◆ Exercise details: Print all of the lines exactly. Any picture among them stays out.

◆ Dataset records:
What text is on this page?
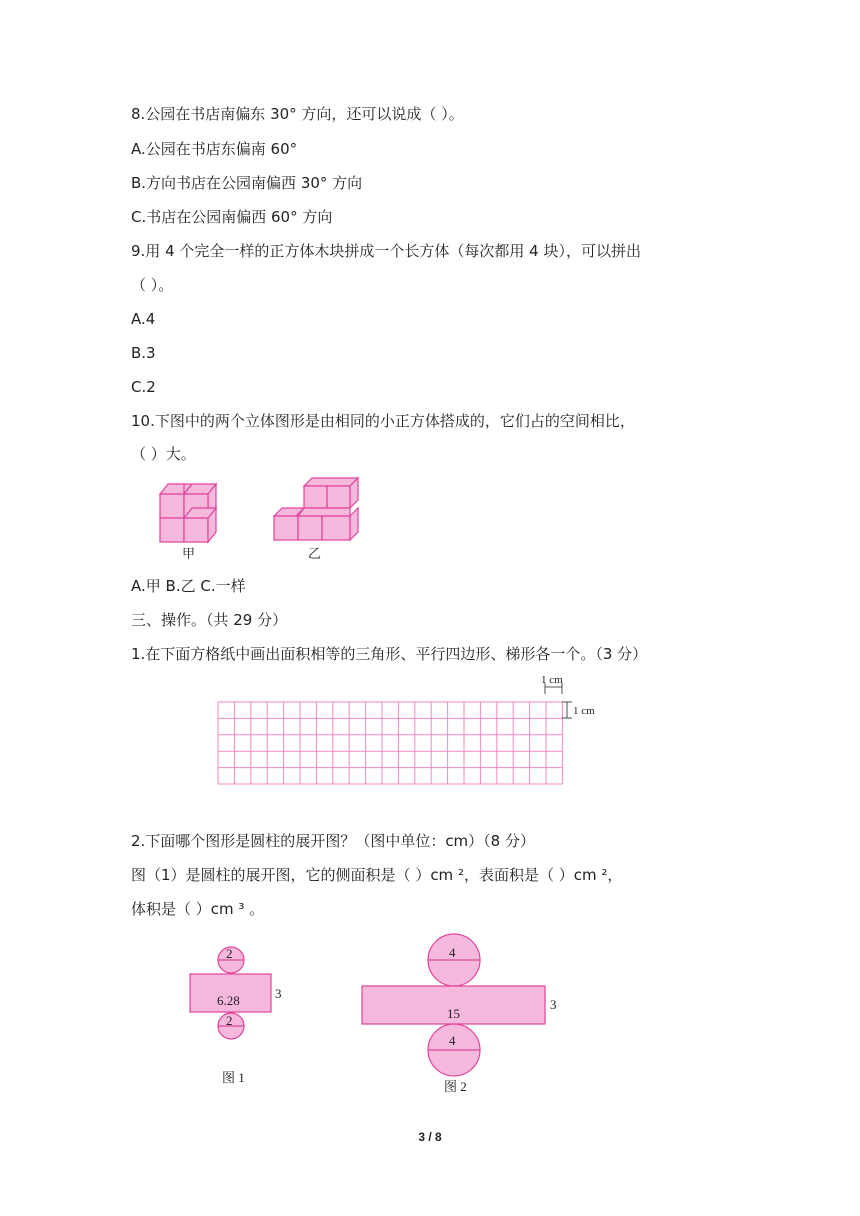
8.公园在书店南偏东 30° 方向，还可以说成（ ）。
A.公园在书店东偏南 60°
B.方向书店在公园南偏西 30° 方向
C.书店在公园南偏西 60° 方向
9.用 4 个完全一样的正方体木块拼成一个长方体（每次都用 4 块），可以拼出
（ ）。
A.4
B.3
C.2
10.下图中的两个立体图形是由相同的小正方体搭成的，它们占的空间相比，
（ ）大。
甲	乙
A.甲 B.乙 C.一样
三、操作。（共 29 分）
1.在下面方格纸中画出面积相等的三角形、平行四边形、梯形各一个。（3 分）
1 cm
1 cm
2.下面哪个图形是圆柱的展开图？（图中单位：cm）（8 分）
图（1）是圆柱的展开图，它的侧面积是（ ）cm ²，表面积是（ ）cm ²，
体积是（ ）cm ³ 。
2
6.28	3
2
图 1
4
15
3
4
图 2
3 / 8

◆ Output for this exercise:
What text is on this page?
8.公园在书店南偏东 30° 方向，还可以说成（ ）。
A.公园在书店东偏南 60°
B.方向书店在公园南偏西 30° 方向
C.书店在公园南偏西 60° 方向
9.用 4 个完全一样的正方体木块拼成一个长方体（每次都用 4 块），可以拼出
（ ）。
A.4
B.3
C.2
10.下图中的两个立体图形是由相同的小正方体搭成的，它们占的空间相比，
（ ）大。
甲	乙
A.甲 B.乙 C.一样
三、操作。（共 29 分）
1.在下面方格纸中画出面积相等的三角形、平行四边形、梯形各一个。（3 分）
1 cm
1 cm
2.下面哪个图形是圆柱的展开图？（图中单位：cm）（8 分）
图（1）是圆柱的展开图，它的侧面积是（ ）cm ²，表面积是（ ）cm ²，
体积是（ ）cm ³ 。
2
6.28	3
2
图 1
4
15
3
4
图 2
3 / 8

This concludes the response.